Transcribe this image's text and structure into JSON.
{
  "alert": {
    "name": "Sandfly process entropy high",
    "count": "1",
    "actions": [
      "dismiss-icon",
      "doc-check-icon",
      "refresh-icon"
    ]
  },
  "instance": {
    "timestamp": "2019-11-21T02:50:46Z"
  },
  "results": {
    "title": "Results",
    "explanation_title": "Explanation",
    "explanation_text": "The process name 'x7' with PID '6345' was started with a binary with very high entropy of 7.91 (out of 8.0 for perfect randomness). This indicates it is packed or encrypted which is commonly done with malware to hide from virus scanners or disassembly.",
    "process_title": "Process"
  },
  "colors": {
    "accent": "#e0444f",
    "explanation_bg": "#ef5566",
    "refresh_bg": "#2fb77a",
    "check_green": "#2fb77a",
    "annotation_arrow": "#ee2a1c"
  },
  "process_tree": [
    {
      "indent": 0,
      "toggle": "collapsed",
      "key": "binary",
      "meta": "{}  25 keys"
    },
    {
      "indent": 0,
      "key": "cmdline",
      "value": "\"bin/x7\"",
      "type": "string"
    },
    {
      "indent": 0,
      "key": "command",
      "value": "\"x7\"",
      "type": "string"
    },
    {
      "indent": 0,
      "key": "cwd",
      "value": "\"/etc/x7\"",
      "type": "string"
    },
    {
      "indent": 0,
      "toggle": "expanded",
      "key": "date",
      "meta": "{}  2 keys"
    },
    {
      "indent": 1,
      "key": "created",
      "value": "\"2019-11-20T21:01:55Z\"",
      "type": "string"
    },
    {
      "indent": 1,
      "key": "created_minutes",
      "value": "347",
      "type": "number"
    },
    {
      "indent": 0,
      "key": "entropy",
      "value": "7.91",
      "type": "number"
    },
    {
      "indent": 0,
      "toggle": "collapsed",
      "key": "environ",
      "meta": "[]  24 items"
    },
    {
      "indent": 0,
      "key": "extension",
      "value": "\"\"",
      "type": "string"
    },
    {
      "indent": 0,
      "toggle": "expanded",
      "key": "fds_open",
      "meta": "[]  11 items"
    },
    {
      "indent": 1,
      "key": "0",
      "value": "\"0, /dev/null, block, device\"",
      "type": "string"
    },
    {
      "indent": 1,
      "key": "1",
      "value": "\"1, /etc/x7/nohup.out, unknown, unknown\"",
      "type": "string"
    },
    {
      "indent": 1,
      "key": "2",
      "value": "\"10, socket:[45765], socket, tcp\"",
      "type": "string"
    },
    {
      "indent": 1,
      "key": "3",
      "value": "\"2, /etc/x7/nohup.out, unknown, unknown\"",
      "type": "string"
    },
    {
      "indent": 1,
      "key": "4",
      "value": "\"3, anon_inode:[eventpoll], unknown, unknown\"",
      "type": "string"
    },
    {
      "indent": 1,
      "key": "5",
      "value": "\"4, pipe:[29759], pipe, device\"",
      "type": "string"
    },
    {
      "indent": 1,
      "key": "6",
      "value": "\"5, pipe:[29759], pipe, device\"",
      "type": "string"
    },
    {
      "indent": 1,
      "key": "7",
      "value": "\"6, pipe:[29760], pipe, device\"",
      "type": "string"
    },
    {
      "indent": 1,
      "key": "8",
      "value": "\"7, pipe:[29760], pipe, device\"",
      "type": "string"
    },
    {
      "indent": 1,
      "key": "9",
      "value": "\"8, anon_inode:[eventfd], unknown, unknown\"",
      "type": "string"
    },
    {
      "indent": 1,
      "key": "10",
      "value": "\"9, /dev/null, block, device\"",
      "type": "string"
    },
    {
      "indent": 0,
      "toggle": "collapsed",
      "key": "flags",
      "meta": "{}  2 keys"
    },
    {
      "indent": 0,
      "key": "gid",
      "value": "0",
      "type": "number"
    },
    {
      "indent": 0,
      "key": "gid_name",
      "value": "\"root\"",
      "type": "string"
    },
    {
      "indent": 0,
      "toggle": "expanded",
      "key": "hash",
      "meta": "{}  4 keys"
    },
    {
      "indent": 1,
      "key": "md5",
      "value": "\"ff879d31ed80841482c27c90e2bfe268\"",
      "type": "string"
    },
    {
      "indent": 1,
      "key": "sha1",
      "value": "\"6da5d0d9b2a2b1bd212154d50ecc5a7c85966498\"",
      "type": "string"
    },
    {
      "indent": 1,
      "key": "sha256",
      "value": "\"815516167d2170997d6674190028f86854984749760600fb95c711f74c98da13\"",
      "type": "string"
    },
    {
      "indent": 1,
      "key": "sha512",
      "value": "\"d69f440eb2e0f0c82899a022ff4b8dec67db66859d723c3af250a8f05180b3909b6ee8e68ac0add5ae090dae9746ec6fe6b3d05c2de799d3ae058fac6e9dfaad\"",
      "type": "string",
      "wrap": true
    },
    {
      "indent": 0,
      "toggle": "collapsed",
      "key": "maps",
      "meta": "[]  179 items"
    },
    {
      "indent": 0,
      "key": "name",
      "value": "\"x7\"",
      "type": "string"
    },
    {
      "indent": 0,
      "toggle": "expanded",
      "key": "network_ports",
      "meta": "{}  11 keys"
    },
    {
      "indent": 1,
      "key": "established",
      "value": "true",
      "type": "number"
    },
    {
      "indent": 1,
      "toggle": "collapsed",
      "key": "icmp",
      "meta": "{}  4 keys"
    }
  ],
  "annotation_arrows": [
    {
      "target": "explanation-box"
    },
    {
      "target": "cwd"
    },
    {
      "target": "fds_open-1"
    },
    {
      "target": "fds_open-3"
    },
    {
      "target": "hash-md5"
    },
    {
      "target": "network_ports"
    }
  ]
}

YOUR INSTRUCTIONS »
Retype the complete listing verbatim.

REPLY TO THE EXERCISE »
Transcribe this image's text and structure into JSON.
{
  "alert": {
    "name": "Sandfly process entropy high",
    "count": "1",
    "actions": [
      "dismiss-icon",
      "doc-check-icon",
      "refresh-icon"
    ]
  },
  "instance": {
    "timestamp": "2019-11-21T02:50:46Z"
  },
  "results": {
    "title": "Results",
    "explanation_title": "Explanation",
    "explanation_text": "The process name 'x7' with PID '6345' was started with a binary with very high entropy of 7.91 (out of 8.0 for perfect randomness). This indicates it is packed or encrypted which is commonly done with malware to hide from virus scanners or disassembly.",
    "process_title": "Process"
  },
  "colors": {
    "accent": "#e0444f",
    "explanation_bg": "#ef5566",
    "refresh_bg": "#2fb77a",
    "check_green": "#2fb77a",
    "annotation_arrow": "#ee2a1c"
  },
  "process_tree": [
    {
      "indent": 0,
      "toggle": "collapsed",
      "key": "binary",
      "meta": "{}  25 keys"
    },
    {
      "indent": 0,
      "key": "cmdline",
      "value": "\"bin/x7\"",
      "type": "string"
    },
    {
      "indent": 0,
      "key": "command",
      "value": "\"x7\"",
      "type": "string"
    },
    {
      "indent": 0,
      "key": "cwd",
      "value": "\"/etc/x7\"",
      "type": "string"
    },
    {
      "indent": 0,
      "toggle": "expanded",
      "key": "date",
      "meta": "{}  2 keys"
    },
    {
      "indent": 1,
      "key": "created",
      "value": "\"2019-11-20T21:01:55Z\"",
      "type": "string"
    },
    {
      "indent": 1,
      "key": "created_minutes",
      "value": "347",
      "type": "number"
    },
    {
      "indent": 0,
      "key": "entropy",
      "value": "7.91",
      "type": "number"
    },
    {
      "indent": 0,
      "toggle": "collapsed",
      "key": "environ",
      "meta": "[]  24 items"
    },
    {
      "indent": 0,
      "key": "extension",
      "value": "\"\"",
      "type": "string"
    },
    {
      "indent": 0,
      "toggle": "expanded",
      "key": "fds_open",
      "meta": "[]  11 items"
    },
    {
      "indent": 1,
      "key": "0",
      "value": "\"0, /dev/null, block, device\"",
      "type": "string"
    },
    {
      "indent": 1,
      "key": "1",
      "value": "\"1, /etc/x7/nohup.out, unknown, unknown\"",
      "type": "string"
    },
    {
      "indent": 1,
      "key": "2",
      "value": "\"10, socket:[45765], socket, tcp\"",
      "type": "string"
    },
    {
      "indent": 1,
      "key": "3",
      "value": "\"2, /etc/x7/nohup.out, unknown, unknown\"",
      "type": "string"
    },
    {
      "indent": 1,
      "key": "4",
      "value": "\"3, anon_inode:[eventpoll], unknown, unknown\"",
      "type": "string"
    },
    {
      "indent": 1,
      "key": "5",
      "value": "\"4, pipe:[29759], pipe, device\"",
      "type": "string"
    },
    {
      "indent": 1,
      "key": "6",
      "value": "\"5, pipe:[29759], pipe, device\"",
      "type": "string"
    },
    {
      "indent": 1,
      "key": "7",
      "value": "\"6, pipe:[29760], pipe, device\"",
      "type": "string"
    },
    {
      "indent": 1,
      "key": "8",
      "value": "\"7, pipe:[29760], pipe, device\"",
      "type": "string"
    },
    {
      "indent": 1,
      "key": "9",
      "value": "\"8, anon_inode:[eventfd], unknown, unknown\"",
      "type": "string"
    },
    {
      "indent": 1,
      "key": "10",
      "value": "\"9, /dev/null, block, device\"",
      "type": "string"
    },
    {
      "indent": 0,
      "toggle": "collapsed",
      "key": "flags",
      "meta": "{}  2 keys"
    },
    {
      "indent": 0,
      "key": "gid",
      "value": "0",
      "type": "number"
    },
    {
      "indent": 0,
      "key": "gid_name",
      "value": "\"root\"",
      "type": "string"
    },
    {
      "indent": 0,
      "toggle": "expanded",
      "key": "hash",
      "meta": "{}  4 keys"
    },
    {
      "indent": 1,
      "key": "md5",
      "value": "\"ff879d31ed80841482c27c90e2bfe268\"",
      "type": "string"
    },
    {
      "indent": 1,
      "key": "sha1",
      "value": "\"6da5d0d9b2a2b1bd212154d50ecc5a7c85966498\"",
      "type": "string"
    },
    {
      "indent": 1,
      "key": "sha256",
      "value": "\"815516167d2170997d6674190028f86854984749760600fb95c711f74c98da13\"",
      "type": "string"
    },
    {
      "indent": 1,
      "key": "sha512",
      "value": "\"d69f440eb2e0f0c82899a022ff4b8dec67db66859d723c3af250a8f05180b3909b6ee8e68ac0add5ae090dae9746ec6fe6b3d05c2de799d3ae058fac6e9dfaad\"",
      "type": "string",
      "wrap": true
    },
    {
      "indent": 0,
      "toggle": "collapsed",
      "key": "maps",
      "meta": "[]  179 items"
    },
    {
      "indent": 0,
      "key": "name",
      "value": "\"x7\"",
      "type": "string"
    },
    {
      "indent": 0,
      "toggle": "expanded",
      "key": "network_ports",
      "meta": "{}  11 keys"
    },
    {
      "indent": 1,
      "key": "established",
      "value": "true",
      "type": "number"
    },
    {
      "indent": 1,
      "toggle": "collapsed",
      "key": "icmp",
      "meta": "{}  4 keys"
    }
  ],
  "annotation_arrows": [
    {
      "target": "explanation-box"
    },
    {
      "target": "cwd"
    },
    {
      "target": "fds_open-1"
    },
    {
      "target": "fds_open-3"
    },
    {
      "target": "hash-md5"
    },
    {
      "target": "network_ports"
    }
  ]
}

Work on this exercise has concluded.